• Extracted records:
──────────

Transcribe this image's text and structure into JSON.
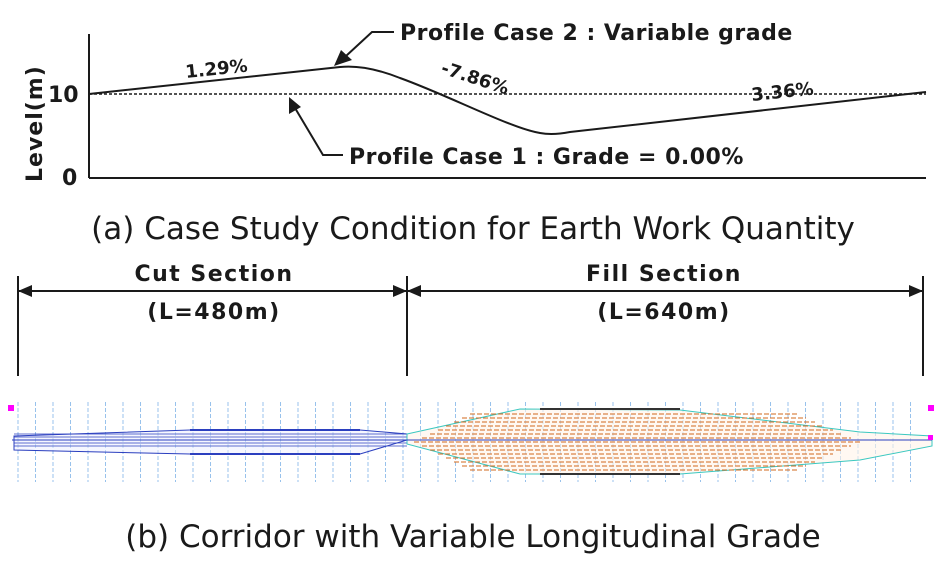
{
  "profile": {
    "ylabel": "Level(m)",
    "y_ticks": [
      "10",
      "0"
    ],
    "case2_label": "Profile Case 2 : Variable grade",
    "case1_label": "Profile Case 1 : Grade = 0.00%",
    "grade_1": "1.29%",
    "grade_2": "-7.86%",
    "grade_3": "3.36%"
  },
  "caption_a": "(a) Case Study Condition for Earth Work Quantity",
  "sections": {
    "cut_title": "Cut Section",
    "cut_length": "(L=480m)",
    "fill_title": "Fill Section",
    "fill_length": "(L=640m)"
  },
  "caption_b": "(b) Corridor with Variable Longitudinal Grade",
  "colors": {
    "line": "#1a1a1a",
    "cut_blue": "#2b3fbf",
    "fill_orange": "#d2691e",
    "station_cyan": "#7fb4e8",
    "marker_magenta": "#ff00ff"
  }
}
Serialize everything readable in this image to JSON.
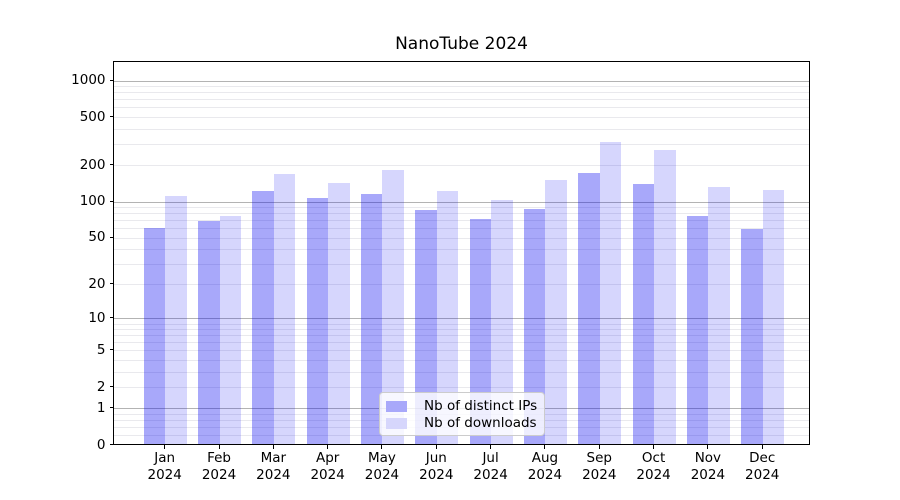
{
  "chart_data": {
    "type": "bar",
    "title": "NanoTube 2024",
    "categories": [
      "Jan",
      "Feb",
      "Mar",
      "Apr",
      "May",
      "Jun",
      "Jul",
      "Aug",
      "Sep",
      "Oct",
      "Nov",
      "Dec"
    ],
    "category_year": "2024",
    "series": [
      {
        "name": "Nb of distinct IPs",
        "values": [
          61,
          70,
          123,
          108,
          116,
          85,
          72,
          88,
          175,
          141,
          77,
          60
        ],
        "fill": "rgba(0,0,240,0.34)",
        "legend_color": "#a8a8fa"
      },
      {
        "name": "Nb of downloads",
        "values": [
          112,
          77,
          172,
          143,
          183,
          123,
          104,
          151,
          315,
          268,
          133,
          125
        ],
        "fill": "rgba(0,0,240,0.16)",
        "legend_color": "#d6d6fc"
      }
    ],
    "yscale": "log1p",
    "yticks": [
      0,
      1,
      2,
      5,
      10,
      20,
      50,
      100,
      200,
      500,
      1000
    ],
    "ylim": [
      0,
      1435
    ],
    "grid": "on",
    "grid_major_values": [
      1,
      10,
      100,
      1000
    ],
    "grid_minor_values": [
      0.2,
      0.4,
      0.6,
      0.8,
      2,
      3,
      4,
      5,
      6,
      7,
      8,
      9,
      20,
      30,
      40,
      50,
      60,
      70,
      80,
      90,
      200,
      300,
      400,
      500,
      600,
      700,
      800,
      900
    ],
    "legend_position": "lower center",
    "colors": {
      "bar_distinct_ips": "#a8a8fa",
      "bar_downloads": "#d6d6fc",
      "grid_major": "#b3b3b3",
      "grid_minor": "#e9e9ed",
      "axis": "#000000",
      "background": "#ffffff"
    }
  }
}
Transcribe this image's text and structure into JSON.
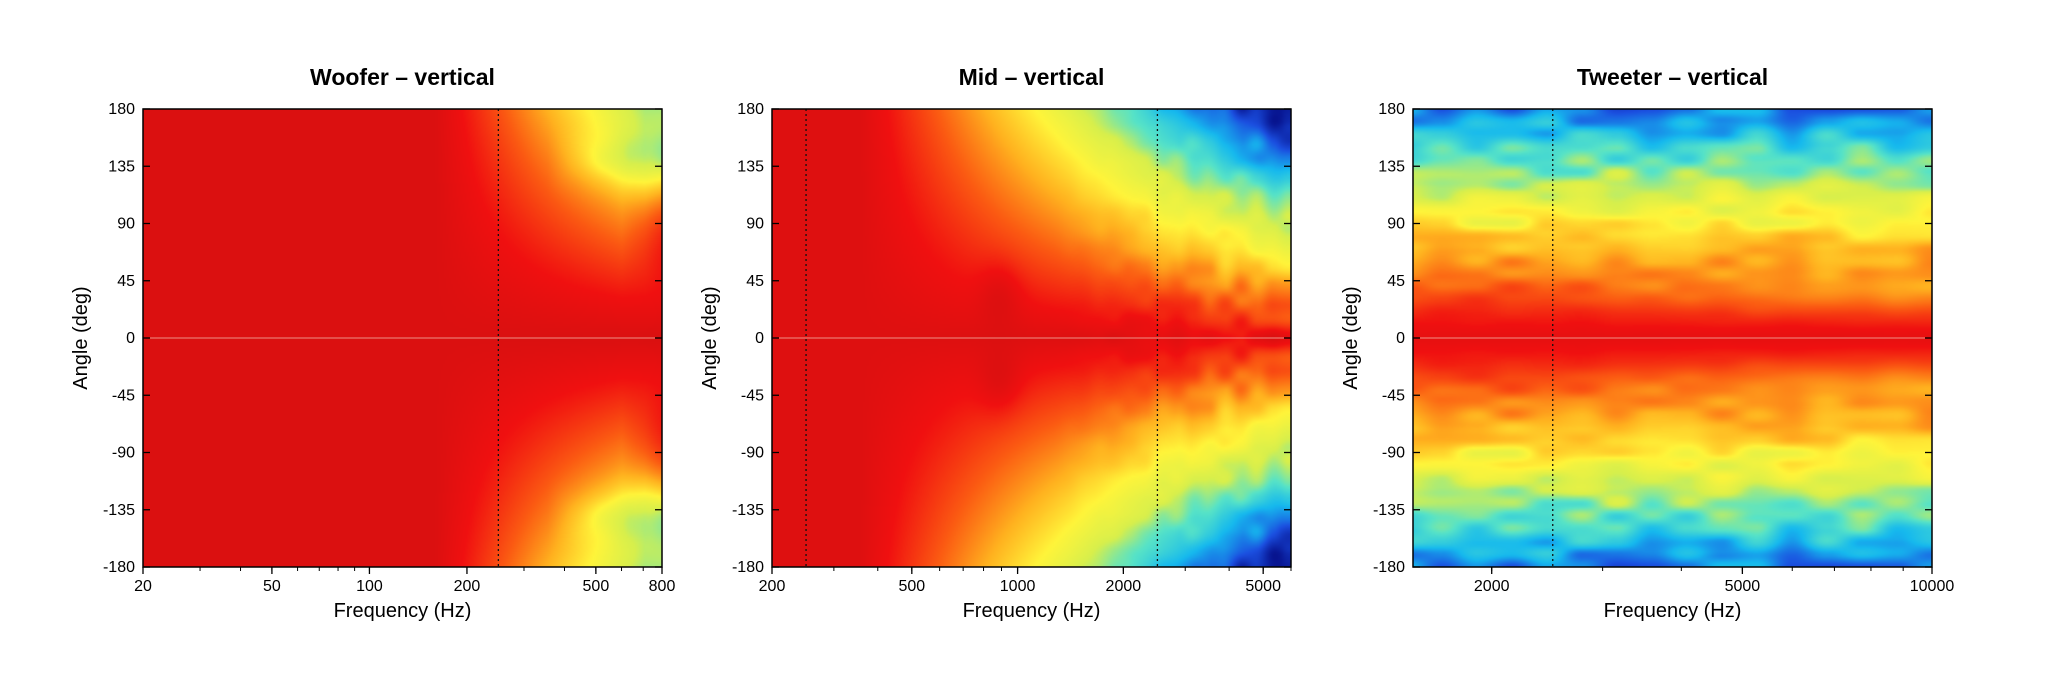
{
  "colors": {
    "colormap": [
      "#06108a",
      "#1b4fe0",
      "#16b9ee",
      "#57e3c7",
      "#d7ef4c",
      "#fff43a",
      "#ffb21f",
      "#fb5a12",
      "#f01010",
      "#cf1010"
    ],
    "contour_line": "#3a3a3a",
    "crossover_line": "#111111",
    "axis": "#000000"
  },
  "chart_data": [
    {
      "type": "heatmap",
      "title": "Woofer – vertical",
      "xlabel": "Frequency (Hz)",
      "ylabel": "Angle (deg)",
      "x_scale": "log",
      "xlim": [
        20,
        800
      ],
      "ylim": [
        -180,
        180
      ],
      "x_ticks": [
        20,
        50,
        100,
        200,
        500,
        800
      ],
      "y_ticks": [
        180,
        135,
        90,
        45,
        0,
        -45,
        -90,
        -135,
        -180
      ],
      "crossover_lines_hz": [
        250
      ],
      "colorbar": "none",
      "pattern": "woofer"
    },
    {
      "type": "heatmap",
      "title": "Mid – vertical",
      "xlabel": "Frequency (Hz)",
      "ylabel": "Angle (deg)",
      "x_scale": "log",
      "xlim": [
        200,
        6000
      ],
      "ylim": [
        -180,
        180
      ],
      "x_ticks": [
        200,
        500,
        1000,
        2000,
        5000
      ],
      "y_ticks": [
        180,
        135,
        90,
        45,
        0,
        -45,
        -90,
        -135,
        -180
      ],
      "crossover_lines_hz": [
        250,
        2500
      ],
      "colorbar": "none",
      "pattern": "mid"
    },
    {
      "type": "heatmap",
      "title": "Tweeter – vertical",
      "xlabel": "Frequency (Hz)",
      "ylabel": "Angle (deg)",
      "x_scale": "log",
      "xlim": [
        1500,
        10000
      ],
      "ylim": [
        -180,
        180
      ],
      "x_ticks": [
        2000,
        5000,
        10000
      ],
      "y_ticks": [
        180,
        135,
        90,
        45,
        0,
        -45,
        -90,
        -135,
        -180
      ],
      "crossover_lines_hz": [
        2500
      ],
      "colorbar": "none",
      "pattern": "tweeter"
    }
  ]
}
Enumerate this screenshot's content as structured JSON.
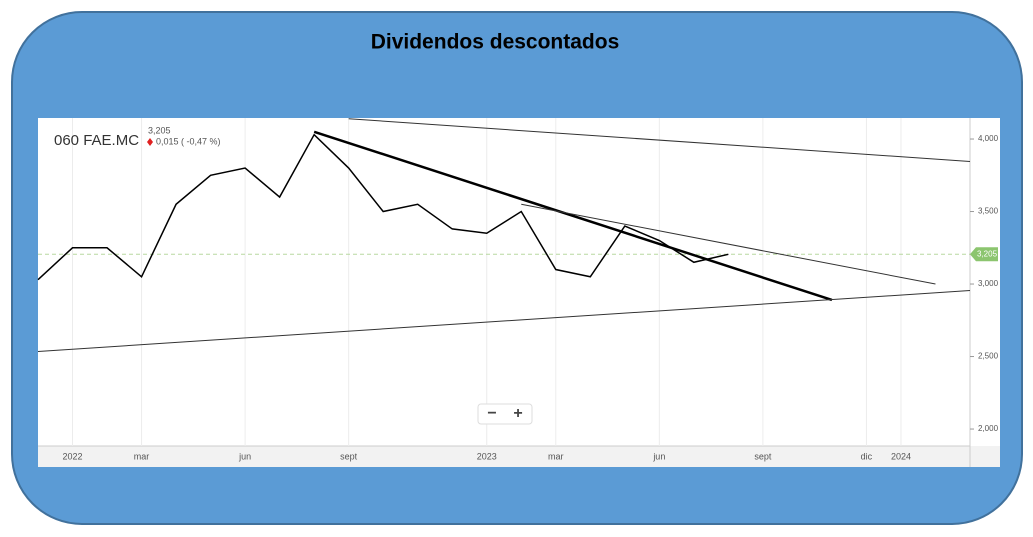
{
  "chart_data": {
    "type": "line",
    "title": "Dividendos descontados",
    "ticker": "060 FAE.MC",
    "last_price": "3,205",
    "change": "0,015 ( -0,47 %)",
    "x": [
      "2021-12",
      "2022-01",
      "2022-02",
      "2022-03",
      "2022-04",
      "2022-05",
      "2022-06",
      "2022-07",
      "2022-08",
      "2022-09",
      "2022-10",
      "2022-11",
      "2022-12",
      "2023-01",
      "2023-02",
      "2023-03",
      "2023-04",
      "2023-05",
      "2023-06",
      "2023-07",
      "2023-08"
    ],
    "series": [
      {
        "color": "#000000",
        "values": [
          3.03,
          3.25,
          3.25,
          3.05,
          3.55,
          3.75,
          3.8,
          3.6,
          4.03,
          3.8,
          3.5,
          3.55,
          3.38,
          3.35,
          3.5,
          3.1,
          3.05,
          3.4,
          3.3,
          3.15,
          3.205
        ]
      }
    ],
    "trend_lines": [
      {
        "x": [
          "2022-08",
          "2023-11"
        ],
        "values": [
          4.05,
          2.89
        ],
        "color": "#000000"
      },
      {
        "x": [
          "2023-02",
          "2024-02"
        ],
        "values": [
          3.55,
          3.0
        ],
        "color": "#333333"
      },
      {
        "x": [
          "2022-09",
          "2024-03"
        ],
        "values": [
          4.14,
          3.845
        ],
        "color": "#333333"
      },
      {
        "x": [
          "2021-12",
          "2024-03"
        ],
        "values": [
          2.535,
          2.955
        ],
        "color": "#333333"
      }
    ],
    "price_marker": {
      "value": 3.205,
      "label": "3,205",
      "color": "#8cc56f"
    },
    "xlim": [
      "2021-12",
      "2024-03"
    ],
    "xticks": [
      {
        "value": "2022-01",
        "label": "2022"
      },
      {
        "value": "2022-03",
        "label": "mar"
      },
      {
        "value": "2022-06",
        "label": "jun"
      },
      {
        "value": "2022-09",
        "label": "sept"
      },
      {
        "value": "2023-01",
        "label": "2023"
      },
      {
        "value": "2023-03",
        "label": "mar"
      },
      {
        "value": "2023-06",
        "label": "jun"
      },
      {
        "value": "2023-09",
        "label": "sept"
      },
      {
        "value": "2023-12",
        "label": "dic"
      },
      {
        "value": "2024-01",
        "label": "2024"
      }
    ],
    "ylim": [
      1.883,
      4.145
    ],
    "yticks": [
      {
        "value": 2,
        "label": "2,000"
      },
      {
        "value": 2.5,
        "label": "2,500"
      },
      {
        "value": 3,
        "label": "3,000"
      },
      {
        "value": 3.5,
        "label": "3,500"
      },
      {
        "value": 4,
        "label": "4,000"
      }
    ],
    "grid": true,
    "zoom_controls": [
      "−",
      "+"
    ]
  }
}
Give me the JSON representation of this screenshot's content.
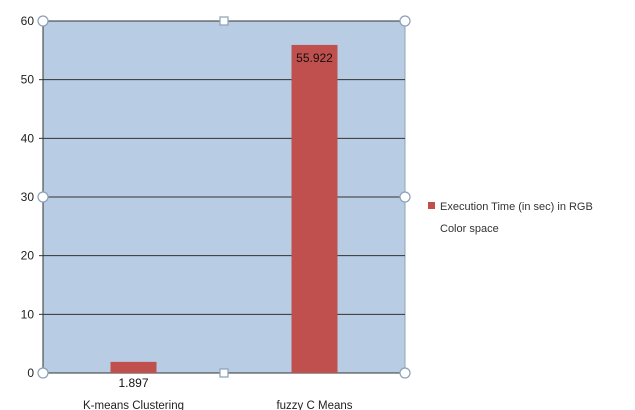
{
  "chart_data": {
    "type": "bar",
    "categories": [
      "K-means Clustering",
      "fuzzy C Means"
    ],
    "series": [
      {
        "name": "Execution Time (in sec) in RGB Color space",
        "values": [
          1.897,
          55.922
        ],
        "color": "#c0504d"
      }
    ],
    "data_labels": [
      "1.897",
      "55.922"
    ],
    "ylim": [
      0,
      60
    ],
    "yticks": [
      0,
      10,
      20,
      30,
      40,
      50,
      60
    ],
    "grid": true,
    "legend_position": "right",
    "legend_lines": [
      "Execution Time (in sec) in RGB",
      "Color space"
    ],
    "plot_background": "#b8cce4"
  }
}
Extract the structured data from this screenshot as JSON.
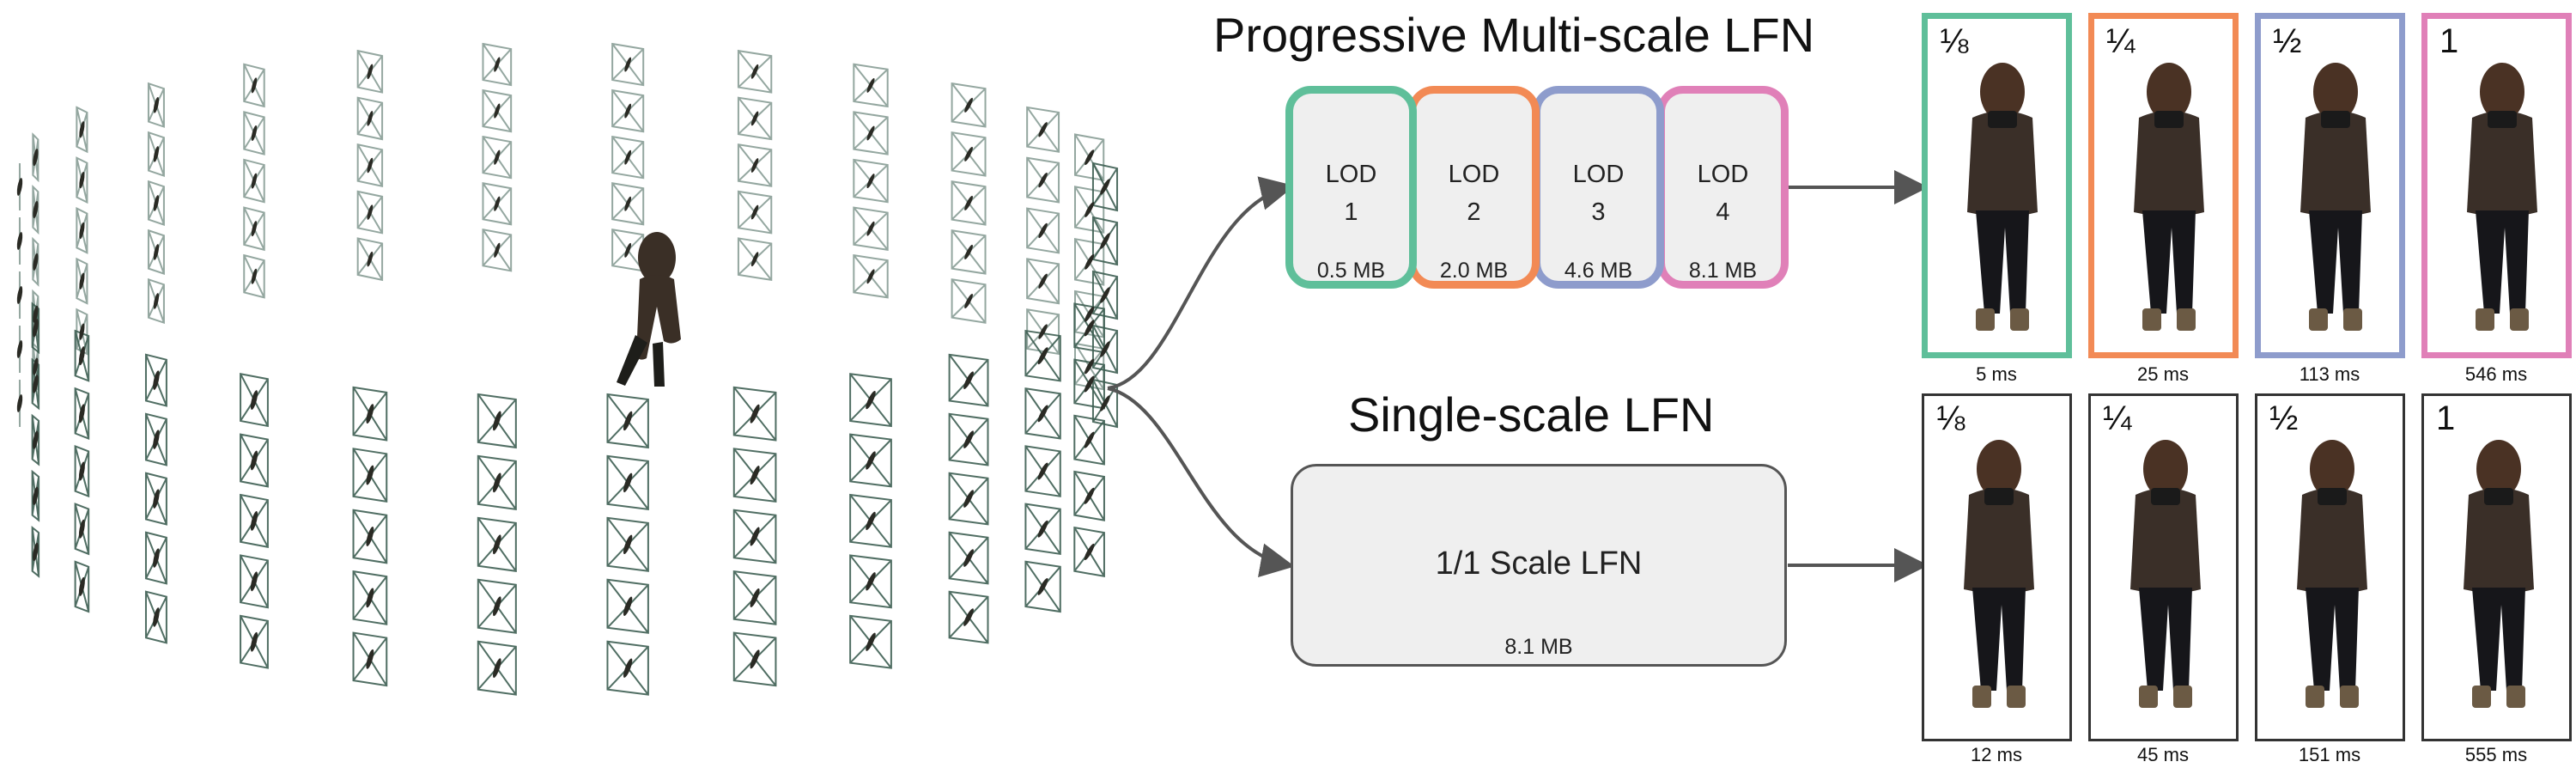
{
  "titles": {
    "progressive": "Progressive Multi-scale LFN",
    "single": "Single-scale LFN"
  },
  "lods": [
    {
      "line1": "LOD",
      "line2": "1",
      "size": "0.5 MB",
      "color": "#5fbf9a"
    },
    {
      "line1": "LOD",
      "line2": "2",
      "size": "2.0 MB",
      "color": "#f28a55"
    },
    {
      "line1": "LOD",
      "line2": "3",
      "size": "4.6 MB",
      "color": "#8e9ccc"
    },
    {
      "line1": "LOD",
      "line2": "4",
      "size": "8.1 MB",
      "color": "#e080b8"
    }
  ],
  "single_box": {
    "label": "1/1 Scale LFN",
    "size": "8.1 MB"
  },
  "top_row": [
    {
      "scale": "⅛",
      "time": "5 ms",
      "color": "#5fbf9a"
    },
    {
      "scale": "¼",
      "time": "25 ms",
      "color": "#f28a55"
    },
    {
      "scale": "½",
      "time": "113 ms",
      "color": "#8e9ccc"
    },
    {
      "scale": "1",
      "time": "546 ms",
      "color": "#e080b8"
    }
  ],
  "bottom_row": [
    {
      "scale": "⅛",
      "time": "12 ms",
      "color": "#333333"
    },
    {
      "scale": "¼",
      "time": "45 ms",
      "color": "#333333"
    },
    {
      "scale": "½",
      "time": "151 ms",
      "color": "#333333"
    },
    {
      "scale": "1",
      "time": "555 ms",
      "color": "#333333"
    }
  ]
}
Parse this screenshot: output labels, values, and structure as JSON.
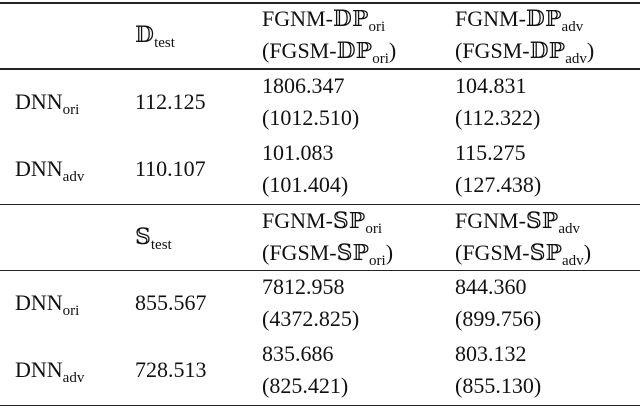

──────────

• What you will do:
No pictures belong in the copy: reproduce exactly the lines above from the one that contains "Extract the structured" through the last line of the entries.

• The answer:
Extract the structured data from this screenshot as JSON.
{
  "titles": {
    "progressive": "Progressive Multi-scale LFN",
    "single": "Single-scale LFN"
  },
  "lods": [
    {
      "line1": "LOD",
      "line2": "1",
      "size": "0.5 MB",
      "color": "#5fbf9a"
    },
    {
      "line1": "LOD",
      "line2": "2",
      "size": "2.0 MB",
      "color": "#f28a55"
    },
    {
      "line1": "LOD",
      "line2": "3",
      "size": "4.6 MB",
      "color": "#8e9ccc"
    },
    {
      "line1": "LOD",
      "line2": "4",
      "size": "8.1 MB",
      "color": "#e080b8"
    }
  ],
  "single_box": {
    "label": "1/1 Scale LFN",
    "size": "8.1 MB"
  },
  "top_row": [
    {
      "scale": "⅛",
      "time": "5 ms",
      "color": "#5fbf9a"
    },
    {
      "scale": "¼",
      "time": "25 ms",
      "color": "#f28a55"
    },
    {
      "scale": "½",
      "time": "113 ms",
      "color": "#8e9ccc"
    },
    {
      "scale": "1",
      "time": "546 ms",
      "color": "#e080b8"
    }
  ],
  "bottom_row": [
    {
      "scale": "⅛",
      "time": "12 ms",
      "color": "#333333"
    },
    {
      "scale": "¼",
      "time": "45 ms",
      "color": "#333333"
    },
    {
      "scale": "½",
      "time": "151 ms",
      "color": "#333333"
    },
    {
      "scale": "1",
      "time": "555 ms",
      "color": "#333333"
    }
  ]
}
Parse this screenshot: output labels, values, and structure as JSON.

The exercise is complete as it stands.